:: PROBLEM TO SOLVE ::
Reproduce the listing below verbatim.

:: DATA ROWS ::
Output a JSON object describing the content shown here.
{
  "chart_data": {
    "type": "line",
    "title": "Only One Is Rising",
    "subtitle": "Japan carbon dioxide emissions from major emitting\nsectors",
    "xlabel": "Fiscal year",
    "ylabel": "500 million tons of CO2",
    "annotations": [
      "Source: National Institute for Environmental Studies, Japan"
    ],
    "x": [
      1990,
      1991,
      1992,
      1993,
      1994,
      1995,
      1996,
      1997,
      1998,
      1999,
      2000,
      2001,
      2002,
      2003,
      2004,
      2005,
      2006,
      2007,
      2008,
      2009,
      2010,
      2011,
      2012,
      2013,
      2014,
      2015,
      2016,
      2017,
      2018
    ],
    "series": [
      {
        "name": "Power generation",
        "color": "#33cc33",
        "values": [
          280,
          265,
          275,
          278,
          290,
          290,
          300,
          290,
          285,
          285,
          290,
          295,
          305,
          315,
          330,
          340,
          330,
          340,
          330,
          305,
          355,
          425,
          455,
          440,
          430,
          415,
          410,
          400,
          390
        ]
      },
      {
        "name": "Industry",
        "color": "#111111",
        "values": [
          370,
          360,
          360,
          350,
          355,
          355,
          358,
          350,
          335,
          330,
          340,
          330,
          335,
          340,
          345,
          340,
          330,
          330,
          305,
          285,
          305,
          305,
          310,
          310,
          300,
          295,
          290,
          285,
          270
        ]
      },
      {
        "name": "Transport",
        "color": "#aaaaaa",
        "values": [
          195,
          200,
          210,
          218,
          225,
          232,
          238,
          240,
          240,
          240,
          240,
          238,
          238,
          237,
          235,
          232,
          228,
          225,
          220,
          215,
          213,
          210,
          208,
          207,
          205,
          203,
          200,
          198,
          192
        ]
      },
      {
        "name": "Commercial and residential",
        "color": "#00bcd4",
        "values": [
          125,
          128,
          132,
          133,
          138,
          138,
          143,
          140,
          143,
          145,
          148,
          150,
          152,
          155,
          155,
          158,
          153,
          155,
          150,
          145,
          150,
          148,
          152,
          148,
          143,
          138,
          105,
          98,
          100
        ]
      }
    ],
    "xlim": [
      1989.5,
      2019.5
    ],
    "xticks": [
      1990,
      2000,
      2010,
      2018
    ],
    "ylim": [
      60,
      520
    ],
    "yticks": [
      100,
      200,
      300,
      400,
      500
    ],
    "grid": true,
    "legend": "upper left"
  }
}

:: RESULT FOR THIS EXERCISE ::
Output a JSON object describing the content shown here.
{
  "chart_data": {
    "type": "line",
    "title": "Only One Is Rising",
    "subtitle": "Japan carbon dioxide emissions from major emitting\nsectors",
    "xlabel": "Fiscal year",
    "ylabel": "500 million tons of CO2",
    "annotations": [
      "Source: National Institute for Environmental Studies, Japan"
    ],
    "x": [
      1990,
      1991,
      1992,
      1993,
      1994,
      1995,
      1996,
      1997,
      1998,
      1999,
      2000,
      2001,
      2002,
      2003,
      2004,
      2005,
      2006,
      2007,
      2008,
      2009,
      2010,
      2011,
      2012,
      2013,
      2014,
      2015,
      2016,
      2017,
      2018
    ],
    "series": [
      {
        "name": "Power generation",
        "color": "#33cc33",
        "values": [
          280,
          265,
          275,
          278,
          290,
          290,
          300,
          290,
          285,
          285,
          290,
          295,
          305,
          315,
          330,
          340,
          330,
          340,
          330,
          305,
          355,
          425,
          455,
          440,
          430,
          415,
          410,
          400,
          390
        ]
      },
      {
        "name": "Industry",
        "color": "#111111",
        "values": [
          370,
          360,
          360,
          350,
          355,
          355,
          358,
          350,
          335,
          330,
          340,
          330,
          335,
          340,
          345,
          340,
          330,
          330,
          305,
          285,
          305,
          305,
          310,
          310,
          300,
          295,
          290,
          285,
          270
        ]
      },
      {
        "name": "Transport",
        "color": "#aaaaaa",
        "values": [
          195,
          200,
          210,
          218,
          225,
          232,
          238,
          240,
          240,
          240,
          240,
          238,
          238,
          237,
          235,
          232,
          228,
          225,
          220,
          215,
          213,
          210,
          208,
          207,
          205,
          203,
          200,
          198,
          192
        ]
      },
      {
        "name": "Commercial and residential",
        "color": "#00bcd4",
        "values": [
          125,
          128,
          132,
          133,
          138,
          138,
          143,
          140,
          143,
          145,
          148,
          150,
          152,
          155,
          155,
          158,
          153,
          155,
          150,
          145,
          150,
          148,
          152,
          148,
          143,
          138,
          105,
          98,
          100
        ]
      }
    ],
    "xlim": [
      1989.5,
      2019.5
    ],
    "xticks": [
      1990,
      2000,
      2010,
      2018
    ],
    "ylim": [
      60,
      520
    ],
    "yticks": [
      100,
      200,
      300,
      400,
      500
    ],
    "grid": true,
    "legend": "upper left"
  }
}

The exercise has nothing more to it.